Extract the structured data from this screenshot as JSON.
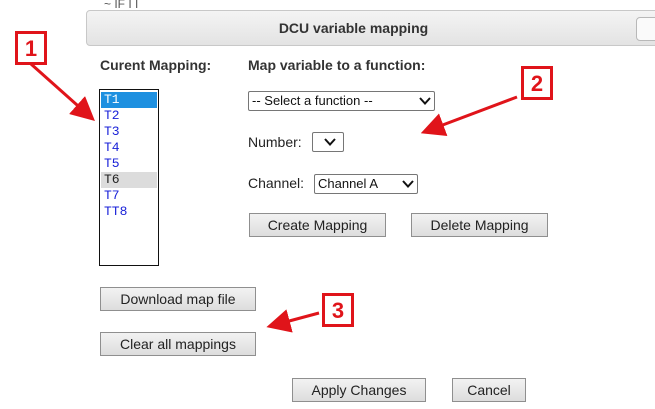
{
  "top_fragment": "~ IF I I",
  "dialog": {
    "title": "DCU variable mapping"
  },
  "current_mapping": {
    "label": "Curent Mapping:",
    "items": [
      "T1",
      "T2",
      "T3",
      "T4",
      "T5",
      "T6",
      "T7",
      "TT8"
    ],
    "selected": "T1"
  },
  "map_section": {
    "label": "Map variable to a function:",
    "function_select": "-- Select a function --",
    "number_label": "Number:",
    "number_select": "",
    "channel_label": "Channel:",
    "channel_select": "Channel A",
    "create_button": "Create Mapping",
    "delete_button": "Delete Mapping"
  },
  "file_actions": {
    "download_button": "Download map file",
    "clear_button": "Clear all mappings"
  },
  "footer": {
    "apply_button": "Apply Changes",
    "cancel_button": "Cancel"
  },
  "annotations": {
    "badge_1": "1",
    "badge_2": "2",
    "badge_3": "3",
    "color": "#e0141a"
  }
}
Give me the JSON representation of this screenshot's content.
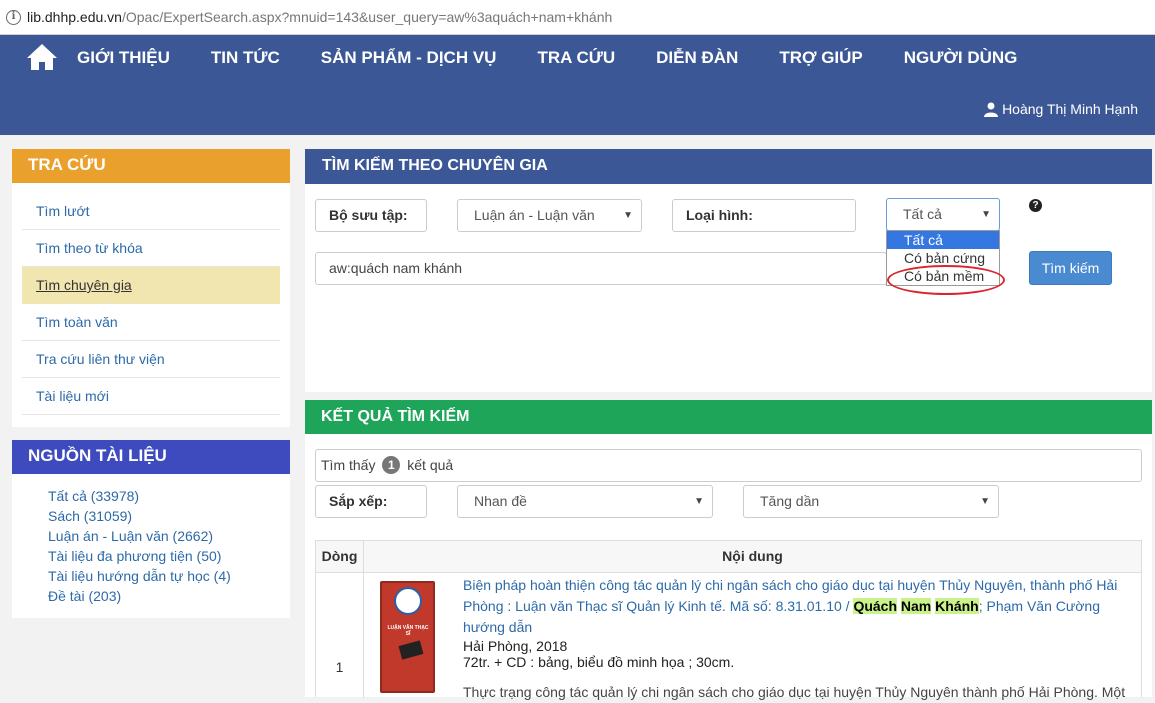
{
  "browser": {
    "url_domain": "lib.dhhp.edu.vn",
    "url_rest": "/Opac/ExpertSearch.aspx?mnuid=143&user_query=aw%3aquách+nam+khánh"
  },
  "nav": {
    "items": [
      "GIỚI THIỆU",
      "TIN TỨC",
      "SẢN PHẨM - DỊCH VỤ",
      "TRA CỨU",
      "DIỄN ĐÀN",
      "TRỢ GIÚP",
      "NGƯỜI DÙNG"
    ],
    "user": "Hoàng Thị Minh Hạnh"
  },
  "sidebar": {
    "tracuu_title": "TRA CỨU",
    "tracuu_items": [
      "Tìm lướt",
      "Tìm theo từ khóa",
      "Tìm chuyên gia",
      "Tìm toàn văn",
      "Tra cứu liên thư viện",
      "Tài liệu mới"
    ],
    "nguon_title": "NGUỒN TÀI LIỆU",
    "nguon_items": [
      "Tất cả (33978)",
      "Sách (31059)",
      "Luận án - Luận văn (2662)",
      "Tài liệu đa phương tiện (50)",
      "Tài liệu hướng dẫn tự học (4)",
      "Đề tài (203)"
    ]
  },
  "expert": {
    "title": "TÌM KIẾM THEO CHUYÊN GIA",
    "collection_label": "Bộ sưu tập:",
    "collection_value": "Luận án - Luận văn",
    "type_label": "Loại hình:",
    "type_value": "Tất cả",
    "type_options": [
      "Tất cả",
      "Có bản cứng",
      "Có bản mềm"
    ],
    "query": "aw:quách nam khánh",
    "search_button": "Tìm kiếm",
    "help": "?"
  },
  "results": {
    "title": "KẾT QUẢ TÌM KIẾM",
    "found_prefix": "Tìm thấy",
    "count": "1",
    "found_suffix": "kết quả",
    "sort_label": "Sắp xếp:",
    "sort_by": "Nhan đề",
    "sort_order": "Tăng dần",
    "col_row": "Dòng",
    "col_content": "Nội dung",
    "row_number": "1",
    "record_title": "Biện pháp hoàn thiện công tác quản lý chi ngân sách cho giáo dục tại huyện Thủy Nguyên, thành phố Hải Phòng : Luận văn Thạc sĩ Quản lý Kinh tế. Mã số: 8.31.01.10 / ",
    "author_1": "Quách",
    "author_2": "Nam",
    "author_3": "Khánh",
    "record_coauthor": "; Phạm Văn Cường hướng dẫn",
    "publication": "Hải Phòng, 2018",
    "physical": "72tr. + CD : bảng, biểu đồ minh họa ; 30cm.",
    "abstract": "Thực trạng công tác quản lý chi ngân sách cho giáo dục tại huyện Thủy Nguyên thành phố Hải Phòng. Một",
    "book_cover_text": "LUẬN VĂN THẠC SĨ"
  }
}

━━━━━━━━━━━━━━━━

§ **Goal**
Reply with nothing but the number of lines in the data above that contain "công".

§ **Solution to this exercise**
2